Requirement
Retype everything in the listing, leaving each line exactly as it is.

◆ ◆ ◆

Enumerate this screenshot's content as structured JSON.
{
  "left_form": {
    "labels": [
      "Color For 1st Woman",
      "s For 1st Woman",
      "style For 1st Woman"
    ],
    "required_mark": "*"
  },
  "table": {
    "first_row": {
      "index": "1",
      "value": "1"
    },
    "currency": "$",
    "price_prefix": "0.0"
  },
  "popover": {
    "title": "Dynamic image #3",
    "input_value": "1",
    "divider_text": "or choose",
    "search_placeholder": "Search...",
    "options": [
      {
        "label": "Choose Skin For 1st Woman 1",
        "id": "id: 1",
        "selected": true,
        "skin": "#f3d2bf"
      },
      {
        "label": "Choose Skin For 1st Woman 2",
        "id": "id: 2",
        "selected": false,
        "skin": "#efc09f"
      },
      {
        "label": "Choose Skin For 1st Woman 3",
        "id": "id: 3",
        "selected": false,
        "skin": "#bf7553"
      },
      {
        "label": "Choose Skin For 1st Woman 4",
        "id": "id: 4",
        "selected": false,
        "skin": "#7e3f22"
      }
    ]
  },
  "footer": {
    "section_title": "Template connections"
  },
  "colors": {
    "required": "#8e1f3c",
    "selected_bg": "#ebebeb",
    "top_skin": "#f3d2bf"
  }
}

◆ ◆ ◆

Solution to the exercise
Enumerate this screenshot's content as structured JSON.
{
  "left_form": {
    "labels": [
      "Color For 1st Woman",
      "s For 1st Woman",
      "style For 1st Woman"
    ],
    "required_mark": "*"
  },
  "table": {
    "first_row": {
      "index": "1",
      "value": "1"
    },
    "currency": "$",
    "price_prefix": "0.0"
  },
  "popover": {
    "title": "Dynamic image #3",
    "input_value": "1",
    "divider_text": "or choose",
    "search_placeholder": "Search...",
    "options": [
      {
        "label": "Choose Skin For 1st Woman 1",
        "id": "id: 1",
        "selected": true,
        "skin": "#f3d2bf"
      },
      {
        "label": "Choose Skin For 1st Woman 2",
        "id": "id: 2",
        "selected": false,
        "skin": "#efc09f"
      },
      {
        "label": "Choose Skin For 1st Woman 3",
        "id": "id: 3",
        "selected": false,
        "skin": "#bf7553"
      },
      {
        "label": "Choose Skin For 1st Woman 4",
        "id": "id: 4",
        "selected": false,
        "skin": "#7e3f22"
      }
    ]
  },
  "footer": {
    "section_title": "Template connections"
  },
  "colors": {
    "required": "#8e1f3c",
    "selected_bg": "#ebebeb",
    "top_skin": "#f3d2bf"
  }
}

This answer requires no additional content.